### Records for this task
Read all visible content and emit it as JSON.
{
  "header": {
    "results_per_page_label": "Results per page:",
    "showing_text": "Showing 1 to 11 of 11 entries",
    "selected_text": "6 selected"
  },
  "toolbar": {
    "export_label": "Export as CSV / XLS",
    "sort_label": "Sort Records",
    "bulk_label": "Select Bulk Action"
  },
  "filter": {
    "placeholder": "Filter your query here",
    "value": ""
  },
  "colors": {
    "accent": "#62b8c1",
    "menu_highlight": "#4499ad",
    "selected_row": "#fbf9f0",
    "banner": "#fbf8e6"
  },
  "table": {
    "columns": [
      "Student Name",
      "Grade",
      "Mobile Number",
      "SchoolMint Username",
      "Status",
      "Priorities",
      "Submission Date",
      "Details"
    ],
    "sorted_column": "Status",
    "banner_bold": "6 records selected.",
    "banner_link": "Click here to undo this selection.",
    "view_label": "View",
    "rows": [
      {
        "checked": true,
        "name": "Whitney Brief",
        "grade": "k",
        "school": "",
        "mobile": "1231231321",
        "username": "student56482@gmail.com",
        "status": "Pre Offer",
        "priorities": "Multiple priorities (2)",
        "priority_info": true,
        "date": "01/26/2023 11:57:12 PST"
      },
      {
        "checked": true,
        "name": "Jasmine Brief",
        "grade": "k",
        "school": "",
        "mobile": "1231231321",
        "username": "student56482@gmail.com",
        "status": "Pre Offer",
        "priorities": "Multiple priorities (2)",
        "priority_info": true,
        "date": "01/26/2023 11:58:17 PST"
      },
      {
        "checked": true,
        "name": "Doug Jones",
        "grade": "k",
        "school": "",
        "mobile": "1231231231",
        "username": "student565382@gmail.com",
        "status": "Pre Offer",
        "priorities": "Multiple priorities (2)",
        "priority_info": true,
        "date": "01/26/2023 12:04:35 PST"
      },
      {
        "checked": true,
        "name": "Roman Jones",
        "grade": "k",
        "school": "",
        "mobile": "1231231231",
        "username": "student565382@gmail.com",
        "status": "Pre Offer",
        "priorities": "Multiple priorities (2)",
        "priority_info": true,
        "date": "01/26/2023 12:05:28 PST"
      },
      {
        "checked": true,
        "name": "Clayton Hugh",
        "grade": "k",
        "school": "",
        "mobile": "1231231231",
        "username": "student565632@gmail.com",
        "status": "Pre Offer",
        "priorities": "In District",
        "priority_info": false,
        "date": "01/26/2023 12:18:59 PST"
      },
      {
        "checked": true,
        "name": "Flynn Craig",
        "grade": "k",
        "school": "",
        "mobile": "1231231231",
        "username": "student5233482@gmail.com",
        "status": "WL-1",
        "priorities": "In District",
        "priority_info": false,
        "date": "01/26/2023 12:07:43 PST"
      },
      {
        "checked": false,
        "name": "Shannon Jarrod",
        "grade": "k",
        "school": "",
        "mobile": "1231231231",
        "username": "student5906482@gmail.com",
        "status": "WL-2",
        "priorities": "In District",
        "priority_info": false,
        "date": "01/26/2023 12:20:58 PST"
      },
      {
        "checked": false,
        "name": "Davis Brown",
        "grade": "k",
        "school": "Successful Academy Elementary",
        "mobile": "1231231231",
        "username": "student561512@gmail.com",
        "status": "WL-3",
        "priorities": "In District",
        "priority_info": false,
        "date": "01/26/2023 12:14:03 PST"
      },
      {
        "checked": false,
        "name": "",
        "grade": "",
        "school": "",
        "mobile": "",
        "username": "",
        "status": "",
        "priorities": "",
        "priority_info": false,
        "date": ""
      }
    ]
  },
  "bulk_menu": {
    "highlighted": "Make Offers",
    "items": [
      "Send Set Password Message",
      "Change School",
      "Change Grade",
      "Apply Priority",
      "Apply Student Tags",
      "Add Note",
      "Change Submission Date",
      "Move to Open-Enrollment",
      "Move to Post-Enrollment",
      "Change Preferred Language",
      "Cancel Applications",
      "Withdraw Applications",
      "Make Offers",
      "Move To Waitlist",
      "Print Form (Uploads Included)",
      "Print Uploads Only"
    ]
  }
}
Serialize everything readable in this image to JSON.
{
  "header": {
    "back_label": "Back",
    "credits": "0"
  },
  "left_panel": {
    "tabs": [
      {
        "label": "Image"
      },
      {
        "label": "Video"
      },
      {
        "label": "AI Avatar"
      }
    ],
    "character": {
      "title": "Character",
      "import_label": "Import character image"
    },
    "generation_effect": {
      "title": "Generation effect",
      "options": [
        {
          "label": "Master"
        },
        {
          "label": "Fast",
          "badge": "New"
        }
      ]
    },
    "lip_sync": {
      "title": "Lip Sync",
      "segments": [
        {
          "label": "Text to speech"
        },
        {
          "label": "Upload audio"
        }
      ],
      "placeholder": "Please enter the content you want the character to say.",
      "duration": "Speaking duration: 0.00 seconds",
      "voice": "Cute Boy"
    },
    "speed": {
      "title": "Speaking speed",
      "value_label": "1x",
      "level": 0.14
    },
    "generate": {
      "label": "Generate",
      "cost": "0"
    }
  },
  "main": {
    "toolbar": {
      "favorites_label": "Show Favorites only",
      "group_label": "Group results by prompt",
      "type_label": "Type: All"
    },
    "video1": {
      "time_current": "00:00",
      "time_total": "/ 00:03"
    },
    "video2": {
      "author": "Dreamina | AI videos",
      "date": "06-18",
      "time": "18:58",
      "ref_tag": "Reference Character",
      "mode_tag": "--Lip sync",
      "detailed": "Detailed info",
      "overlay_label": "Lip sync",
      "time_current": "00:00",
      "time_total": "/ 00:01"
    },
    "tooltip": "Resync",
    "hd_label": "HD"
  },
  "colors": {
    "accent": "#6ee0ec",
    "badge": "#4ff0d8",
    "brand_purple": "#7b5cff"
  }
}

### Your instructions
With the line containing "Serialize everything readable" as the first and the last line of the records as the final one, print exactly the lines in that span.

### Written response
Serialize everything readable in this image to JSON.
{
  "header": {
    "back_label": "Back",
    "credits": "0"
  },
  "left_panel": {
    "tabs": [
      {
        "label": "Image"
      },
      {
        "label": "Video"
      },
      {
        "label": "AI Avatar"
      }
    ],
    "character": {
      "title": "Character",
      "import_label": "Import character image"
    },
    "generation_effect": {
      "title": "Generation effect",
      "options": [
        {
          "label": "Master"
        },
        {
          "label": "Fast",
          "badge": "New"
        }
      ]
    },
    "lip_sync": {
      "title": "Lip Sync",
      "segments": [
        {
          "label": "Text to speech"
        },
        {
          "label": "Upload audio"
        }
      ],
      "placeholder": "Please enter the content you want the character to say.",
      "duration": "Speaking duration: 0.00 seconds",
      "voice": "Cute Boy"
    },
    "speed": {
      "title": "Speaking speed",
      "value_label": "1x",
      "level": 0.14
    },
    "generate": {
      "label": "Generate",
      "cost": "0"
    }
  },
  "main": {
    "toolbar": {
      "favorites_label": "Show Favorites only",
      "group_label": "Group results by prompt",
      "type_label": "Type: All"
    },
    "video1": {
      "time_current": "00:00",
      "time_total": "/ 00:03"
    },
    "video2": {
      "author": "Dreamina | AI videos",
      "date": "06-18",
      "time": "18:58",
      "ref_tag": "Reference Character",
      "mode_tag": "--Lip sync",
      "detailed": "Detailed info",
      "overlay_label": "Lip sync",
      "time_current": "00:00",
      "time_total": "/ 00:01"
    },
    "tooltip": "Resync",
    "hd_label": "HD"
  },
  "colors": {
    "accent": "#6ee0ec",
    "badge": "#4ff0d8",
    "brand_purple": "#7b5cff"
  }
}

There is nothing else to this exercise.